▶ **PASSAGE TO READ**

Error: "Audio file appears to be empty"
That didn’t make sense — the audio bytes were clearly present in the Parquet files.
After checking manually with pandas.read_parquet(), I confirmed the data was there. The problem wasn’t in the files — it was in how the decoder handled them.
That’s when I realized: the datasets API couldn’t decode raw audio bytes correctly. The data was fine, but the pipeline was broken.
Turning Bytes into Sound
At this point, I tried everything.
I extracted the bytes manually, saved them as .raw files, and tried to load them with librosa and soundfile. Nothing worked.
Without proper metadata (sample rate, channels, encoding), the files were unreadable.
Eventually, I discovered the solution: FFmpeg.
By using known dataset parameters —
sample rate: 16000 Hz, channels: mono, format: PCM 16-bit little-endian —
I could convert all .raw files into clean .wav audio.
ffmpeg -f s16le -ar 16000 -ac 1 \
-i sevil_0000.raw \
sevil_0000.wav
And just like that — 1,566 files successfully converted.
No corruption. No decoding errors. 100% validation success.
It was the moment of breakthrough — the kind that makes you sit back, smile, and realize you’ve just solved a problem that haunted you for two days straight.
Training the Model — Again
With clean audio finally ready, I retrained the Sevil model from scratch, this time using all 1,566 recordings.
Training setup (based on my previous configs for “Arslan”):
num_train_epochs = 500
batch_size = 4
learning_rate = 1e-4
fp16 = True
warmup_steps = 2000
save_steps = 2000
The progress was promising:
- Loss dropped from 1.14 → 0.80 → 0.50 → 0.27
- The voice quality improved with every epoch
- And then… it crashed at 78% completion.
The culprit? A familiar one for SpeechT5 users —
RuntimeError: torch.cat(): expected a non-empty list of Tensors
It turned out to be a bug in guided_attention_loss, a component that sometimes fails with uneven sequence lengths.

▶ **SOURCE EXCERPT**
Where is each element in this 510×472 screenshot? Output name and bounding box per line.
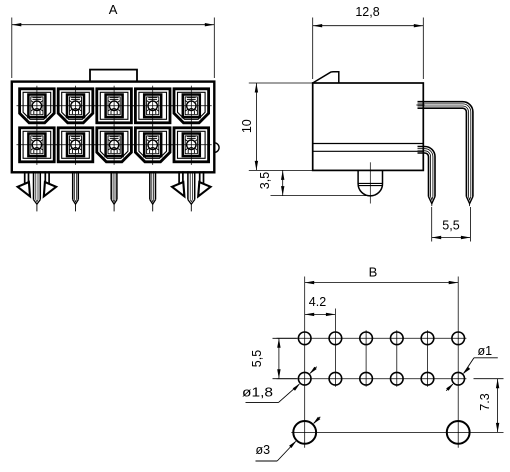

▶ **LIST OF TASKS**
a - Return the part of the Sevil passage above that starts with "By using known" and goes on through "two days straight.", copying its wording unchanged.
b - Answer these questions from the Sevil passage above:
(i) What sample rate was used when converting the .raw files?
(ii) How many files were successfully converted?
(iii) At what point of completion did the retraining crash?
c - List every training setting given in the Sevil passage's training setup, with its value.

▶ **ANSWER LIST**
a -
By using known dataset parameters —
sample rate: 16000 Hz, channels: mono, format: PCM 16-bit little-endian —
I could convert all .raw files into clean .wav audio.
ffmpeg -f s16le -ar 16000 -ac 1 \
-i sevil_0000.raw \
sevil_0000.wav
And just like that — 1,566 files successfully converted.
No corruption. No decoding errors. 100% validation success.
It was the moment of breakthrough — the kind that makes you sit back, smile, and realize you’ve just solved a problem that haunted you for two days straight.

b -
(i) 16000 Hz
(ii) 1,566
(iii) 78%

c -
num_train_epochs = 500
batch_size = 4
learning_rate = 1e-4
fp16 = True
warmup_steps = 2000
save_steps = 2000